-- Begin Exercise data --

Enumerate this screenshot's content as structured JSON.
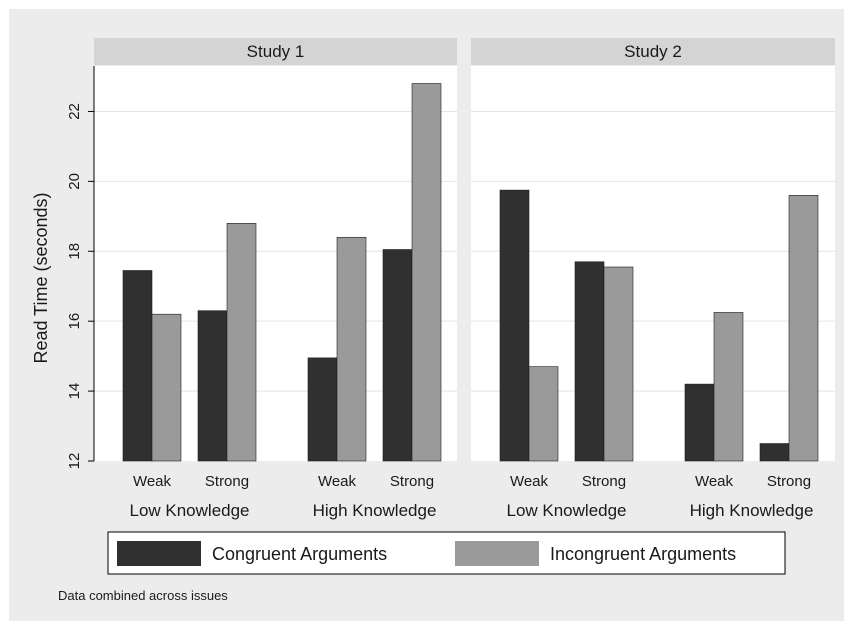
{
  "chart_data": {
    "type": "bar",
    "ylabel": "Read Time (seconds)",
    "ylim": [
      12,
      23.3
    ],
    "yticks": [
      12,
      14,
      16,
      18,
      20,
      22
    ],
    "grid": true,
    "legend_position": "bottom",
    "note": "Data combined across issues",
    "series": [
      {
        "name": "Congruent Arguments",
        "color": "#303030"
      },
      {
        "name": "Incongruent Arguments",
        "color": "#9a9a9a"
      }
    ],
    "panels": [
      {
        "title": "Study 1",
        "groups": [
          {
            "label": "Low Knowledge",
            "categories": [
              {
                "label": "Weak",
                "values": [
                  17.45,
                  16.2
                ]
              },
              {
                "label": "Strong",
                "values": [
                  16.3,
                  18.8
                ]
              }
            ]
          },
          {
            "label": "High Knowledge",
            "categories": [
              {
                "label": "Weak",
                "values": [
                  14.95,
                  18.4
                ]
              },
              {
                "label": "Strong",
                "values": [
                  18.05,
                  22.8
                ]
              }
            ]
          }
        ]
      },
      {
        "title": "Study 2",
        "groups": [
          {
            "label": "Low Knowledge",
            "categories": [
              {
                "label": "Weak",
                "values": [
                  19.75,
                  14.7
                ]
              },
              {
                "label": "Strong",
                "values": [
                  17.7,
                  17.55
                ]
              }
            ]
          },
          {
            "label": "High Knowledge",
            "categories": [
              {
                "label": "Weak",
                "values": [
                  14.2,
                  16.25
                ]
              },
              {
                "label": "Strong",
                "values": [
                  12.5,
                  19.6
                ]
              }
            ]
          }
        ]
      }
    ]
  }
}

-- End Exercise data --

§ Aim: Please list every line of the records that contains "name".

§ Exercise result:
        "name": "Congruent Arguments",
        "name": "Incongruent Arguments",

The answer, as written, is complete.